━━━ Record excerpts

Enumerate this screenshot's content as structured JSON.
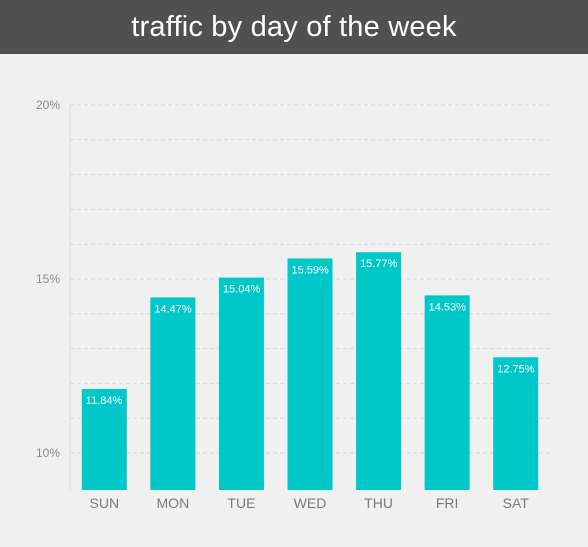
{
  "header": {
    "title": "traffic by day of the week"
  },
  "chart_data": {
    "type": "bar",
    "title": "traffic by day of the week",
    "categories": [
      "SUN",
      "MON",
      "TUE",
      "WED",
      "THU",
      "FRI",
      "SAT"
    ],
    "values": [
      11.84,
      14.47,
      15.04,
      15.59,
      15.77,
      14.53,
      12.75
    ],
    "value_labels": [
      "11.84%",
      "14.47%",
      "15.04%",
      "15.59%",
      "15.77%",
      "14.53%",
      "12.75%"
    ],
    "ylim": [
      9,
      20
    ],
    "yticks": [
      10,
      15,
      20
    ],
    "ytick_labels": [
      "10%",
      "15%",
      "20%"
    ],
    "grid": true,
    "colors": {
      "bar": "#00c8c8",
      "header": "#505050",
      "background": "#f0f0f0"
    }
  }
}
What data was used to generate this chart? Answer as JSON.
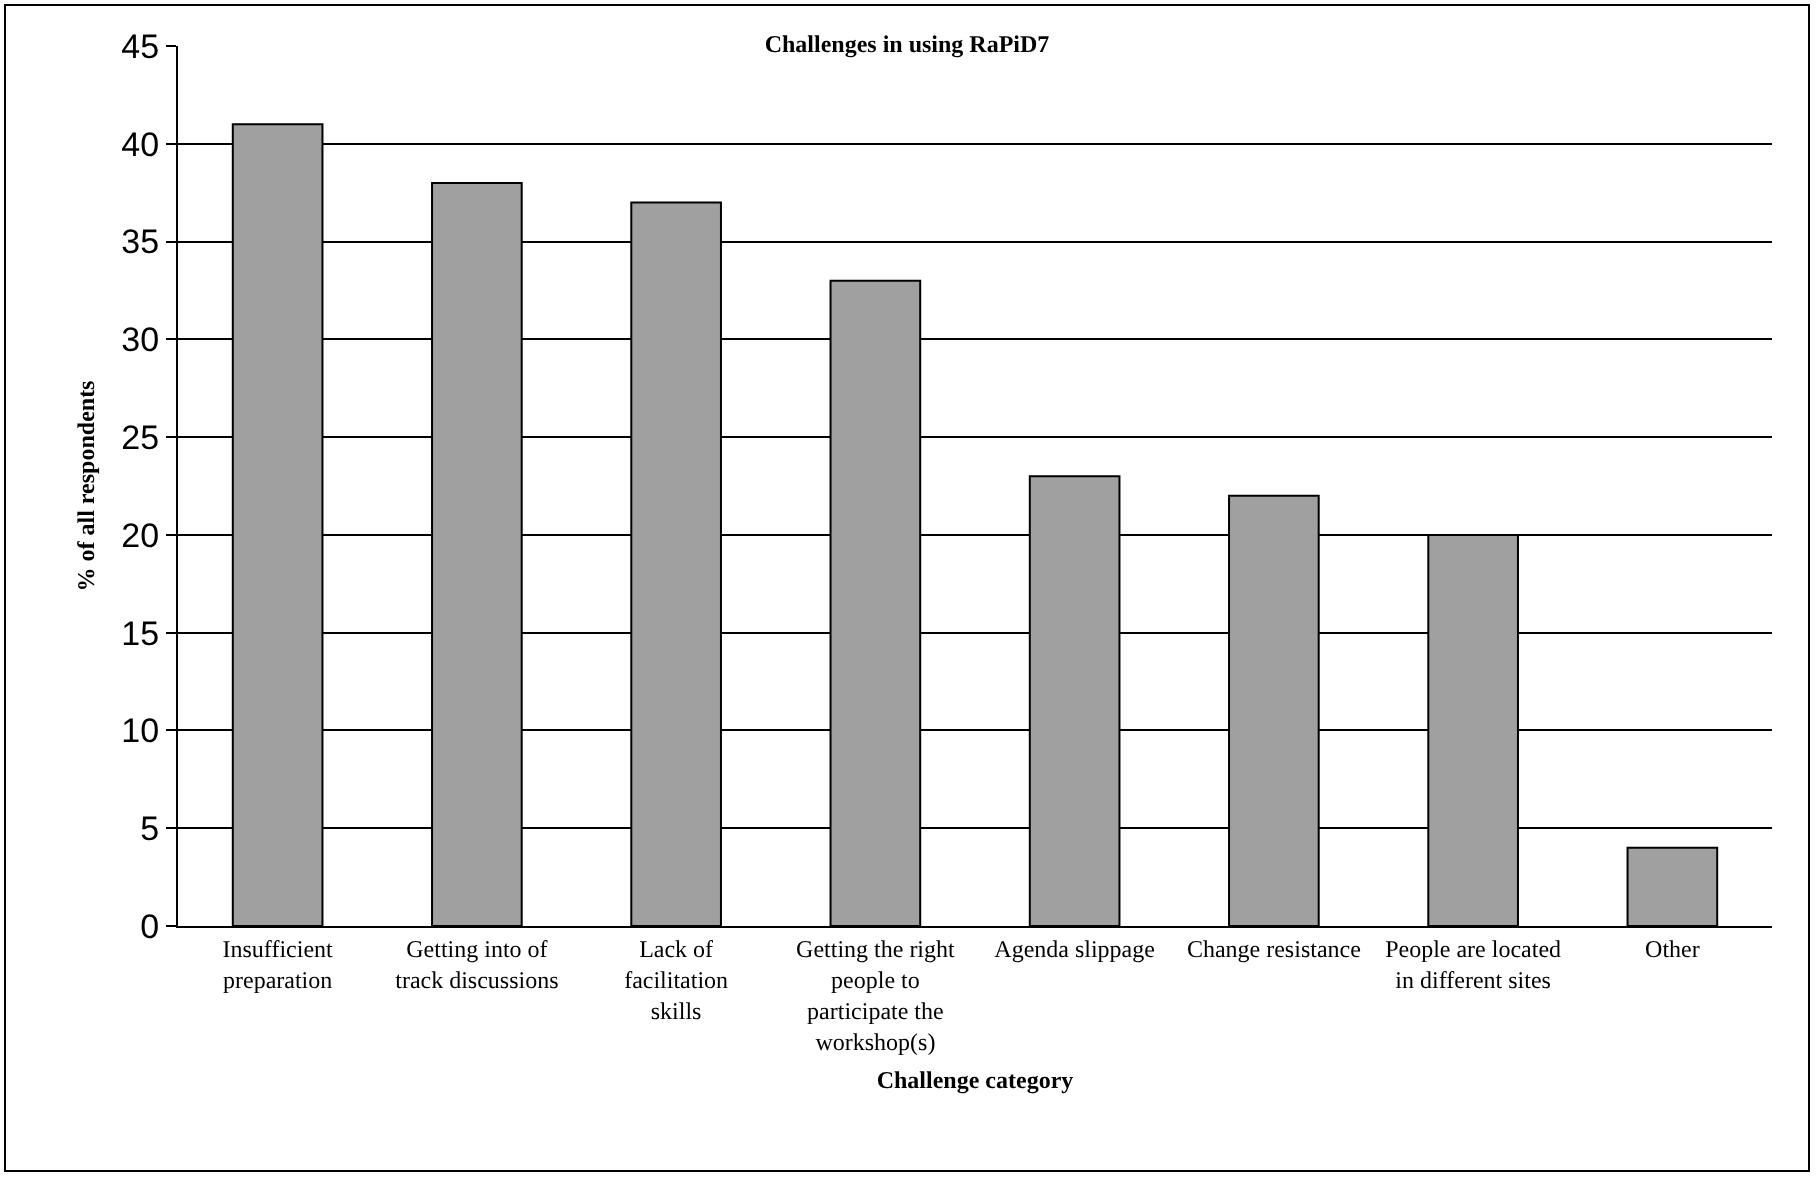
{
  "chart_data": {
    "type": "bar",
    "title": "Challenges in using RaPiD7",
    "xlabel": "Challenge category",
    "ylabel": "% of all respondents",
    "categories": [
      "Insufficient preparation",
      "Getting into of track discussions",
      "Lack of facilitation skills",
      "Getting the right people to participate the workshop(s)",
      "Agenda slippage",
      "Change resistance",
      "People are located in different sites",
      "Other"
    ],
    "values": [
      41,
      38,
      37,
      33,
      23,
      22,
      20,
      4
    ],
    "color": "#a0a0a0",
    "ylim": [
      0,
      45
    ],
    "yticks": [
      0,
      5,
      10,
      15,
      20,
      25,
      30,
      35,
      40,
      45
    ],
    "grid": "y"
  }
}
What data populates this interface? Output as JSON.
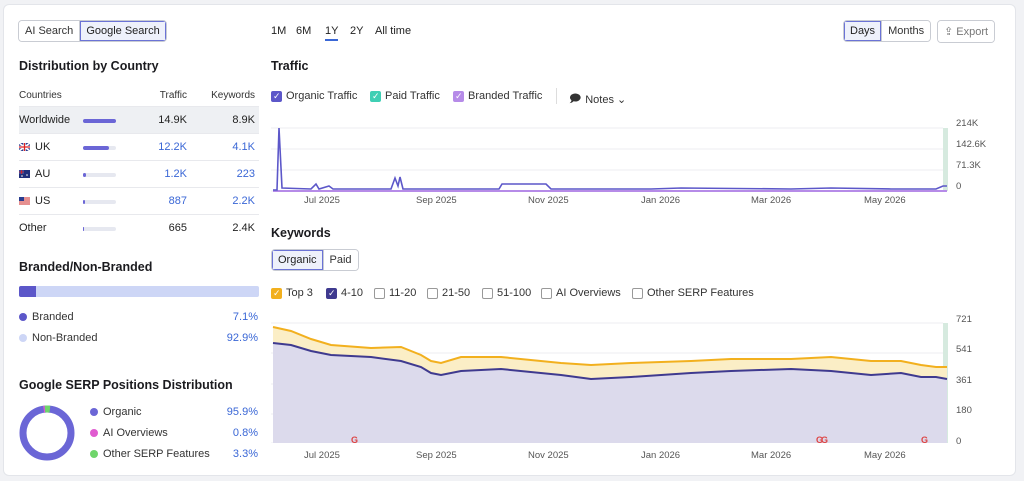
{
  "toggle": {
    "ai": "AI Search",
    "google": "Google Search"
  },
  "timeframes": [
    "1M",
    "6M",
    "1Y",
    "2Y",
    "All time"
  ],
  "view": {
    "days": "Days",
    "months": "Months",
    "export": "Export"
  },
  "country": {
    "title": "Distribution by Country",
    "headers": {
      "c": "Countries",
      "t": "Traffic",
      "k": "Keywords"
    },
    "rows": [
      {
        "name": "Worldwide",
        "traffic": "14.9K",
        "keywords": "8.9K",
        "share": 1.0
      },
      {
        "name": "UK",
        "traffic": "12.2K",
        "keywords": "4.1K",
        "share": 0.8
      },
      {
        "name": "AU",
        "traffic": "1.2K",
        "keywords": "223",
        "share": 0.08
      },
      {
        "name": "US",
        "traffic": "887",
        "keywords": "2.2K",
        "share": 0.06
      },
      {
        "name": "Other",
        "traffic": "665",
        "keywords": "2.4K",
        "share": 0.045
      }
    ]
  },
  "branded": {
    "title": "Branded/Non-Branded",
    "branded_label": "Branded",
    "branded_pct": "7.1%",
    "non_label": "Non-Branded",
    "non_pct": "92.9%",
    "branded_share": 0.071
  },
  "serp": {
    "title": "Google SERP Positions Distribution",
    "items": [
      {
        "label": "Organic",
        "pct": "95.9%",
        "color": "#6b66d6"
      },
      {
        "label": "AI Overviews",
        "pct": "0.8%",
        "color": "#e05bd0"
      },
      {
        "label": "Other SERP Features",
        "pct": "3.3%",
        "color": "#6fd56b"
      }
    ]
  },
  "traffic": {
    "title": "Traffic",
    "legend": {
      "organic": "Organic Traffic",
      "paid": "Paid Traffic",
      "branded": "Branded Traffic",
      "notes": "Notes"
    },
    "yticks": [
      "214K",
      "142.6K",
      "71.3K",
      "0"
    ]
  },
  "keywords": {
    "title": "Keywords",
    "tabs": {
      "organic": "Organic",
      "paid": "Paid"
    },
    "filters": [
      "Top 3",
      "4-10",
      "11-20",
      "21-50",
      "51-100",
      "AI Overviews",
      "Other SERP Features"
    ],
    "yticks": [
      "721",
      "541",
      "361",
      "180",
      "0"
    ]
  },
  "xticks": [
    "Jul 2025",
    "Sep 2025",
    "Nov 2025",
    "Jan 2026",
    "Mar 2026",
    "May 2026"
  ],
  "colors": {
    "organic": "#5c57c9",
    "paid": "#3fcfb4",
    "branded": "#b68be8",
    "top3": "#f2b01e",
    "accent": "#3a67d6"
  }
}
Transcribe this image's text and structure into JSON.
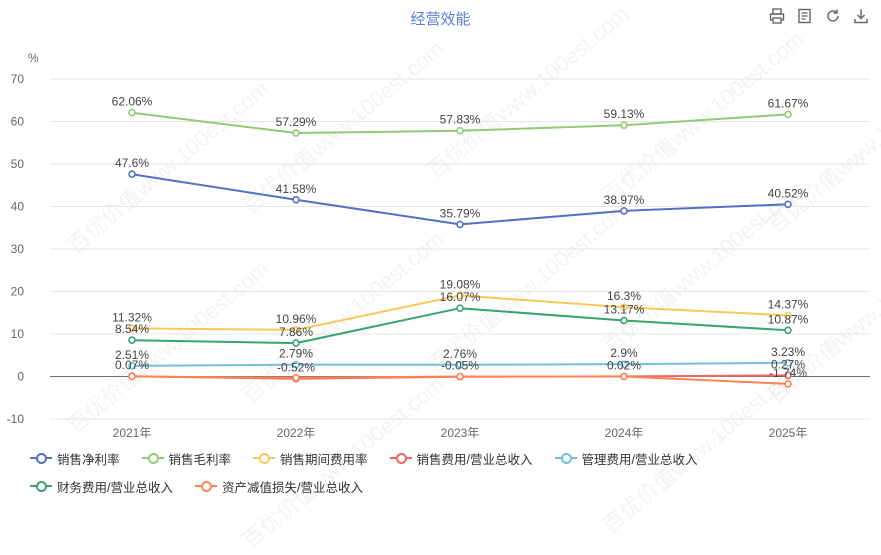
{
  "toolbar": {
    "items": [
      {
        "name": "print-icon",
        "glyph": "🖶"
      },
      {
        "name": "data-view-icon",
        "glyph": "▤"
      },
      {
        "name": "refresh-icon",
        "glyph": "↻"
      },
      {
        "name": "download-icon",
        "glyph": "⤓"
      }
    ]
  },
  "watermark_text": "百优价值www.100est.com",
  "chart_data": {
    "type": "line",
    "title": "经营效能",
    "ylabel": "%",
    "xlabel": "",
    "categories": [
      "2021年",
      "2022年",
      "2023年",
      "2024年",
      "2025年"
    ],
    "ylim": [
      -10,
      70
    ],
    "yticks": [
      -10,
      0,
      10,
      20,
      30,
      40,
      50,
      60,
      70
    ],
    "grid": true,
    "legend_position": "bottom",
    "series": [
      {
        "name": "销售净利率",
        "color": "#5470c6",
        "values": [
          47.6,
          41.58,
          35.79,
          38.97,
          40.52
        ],
        "labels": [
          "47.6%",
          "41.58%",
          "35.79%",
          "38.97%",
          "40.52%"
        ]
      },
      {
        "name": "销售毛利率",
        "color": "#91cc75",
        "values": [
          62.06,
          57.29,
          57.83,
          59.13,
          61.67
        ],
        "labels": [
          "62.06%",
          "57.29%",
          "57.83%",
          "59.13%",
          "61.67%"
        ]
      },
      {
        "name": "销售期间费用率",
        "color": "#fac858",
        "values": [
          11.32,
          10.96,
          19.08,
          16.3,
          14.37
        ],
        "labels": [
          "11.32%",
          "10.96%",
          "19.08%",
          "16.3%",
          "14.37%"
        ]
      },
      {
        "name": "销售费用/营业总收入",
        "color": "#ee6666",
        "values": [
          0.07,
          -0.52,
          -0.05,
          0.02,
          0.27
        ],
        "labels": [
          "0.07%",
          "-0.52%",
          "-0.05%",
          "0.02%",
          "0.27%"
        ]
      },
      {
        "name": "管理费用/营业总收入",
        "color": "#73c0de",
        "values": [
          2.51,
          2.79,
          2.76,
          2.9,
          3.23
        ],
        "labels": [
          "2.51%",
          "2.79%",
          "2.76%",
          "2.9%",
          "3.23%"
        ]
      },
      {
        "name": "财务费用/营业总收入",
        "color": "#3ba272",
        "values": [
          8.54,
          7.86,
          16.07,
          13.17,
          10.87
        ],
        "labels": [
          "8.54%",
          "7.86%",
          "16.07%",
          "13.17%",
          "10.87%"
        ]
      },
      {
        "name": "资产减值损失/营业总收入",
        "color": "#fc8452",
        "values": [
          0.0,
          -0.3,
          0.0,
          0.0,
          -1.74
        ],
        "labels": [
          "",
          "",
          "",
          "",
          "-1.74%"
        ]
      }
    ]
  }
}
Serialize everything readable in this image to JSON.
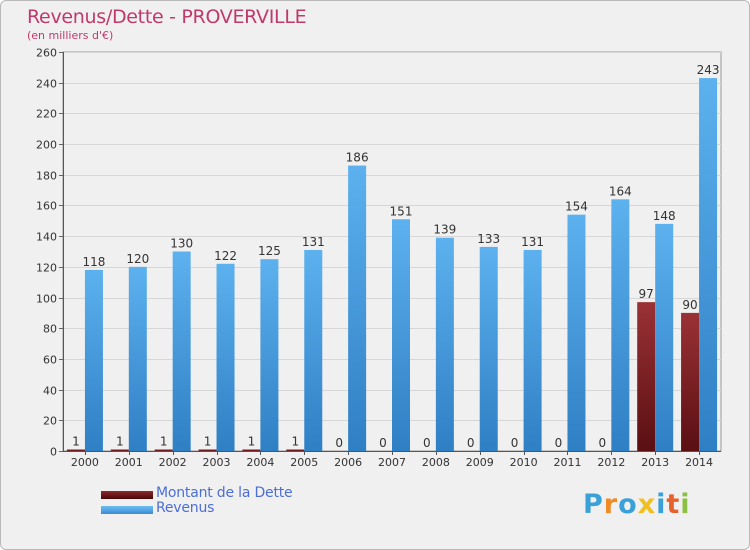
{
  "title": "Revenus/Dette - PROVERVILLE",
  "subtitle": "(en milliers d'€)",
  "legend": {
    "dette": "Montant de la Dette",
    "revenus": "Revenus"
  },
  "logo": {
    "letters": [
      "P",
      "r",
      "o",
      "x",
      "i",
      "t",
      "i"
    ],
    "colors": [
      "#3aa0d8",
      "#f08a24",
      "#3aa0d8",
      "#f0c020",
      "#3aa0d8",
      "#e8602a",
      "#8cc040"
    ]
  },
  "colors": {
    "dette": "#8e2a2c",
    "revenus": "#4fa8e6",
    "title": "#c0396b",
    "legend_text": "#4d6ed2"
  },
  "chart_data": {
    "type": "bar",
    "title": "Revenus/Dette - PROVERVILLE",
    "subtitle": "(en milliers d'€)",
    "categories": [
      "2000",
      "2001",
      "2002",
      "2003",
      "2004",
      "2005",
      "2006",
      "2007",
      "2008",
      "2009",
      "2010",
      "2011",
      "2012",
      "2013",
      "2014"
    ],
    "series": [
      {
        "name": "Montant de la Dette",
        "values": [
          1,
          1,
          1,
          1,
          1,
          1,
          0,
          0,
          0,
          0,
          0,
          0,
          0,
          97,
          90
        ]
      },
      {
        "name": "Revenus",
        "values": [
          118,
          120,
          130,
          122,
          125,
          131,
          186,
          151,
          139,
          133,
          131,
          154,
          164,
          148,
          243
        ]
      }
    ],
    "ylim": [
      0,
      260
    ],
    "yticks": [
      0,
      20,
      40,
      60,
      80,
      100,
      120,
      140,
      160,
      180,
      200,
      220,
      240,
      260
    ],
    "grid": true,
    "legend_position": "bottom-left"
  }
}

━━━━━━

→ Work to complete: How many of these lines contain "this"? Write only the number.

→ Full solution: 5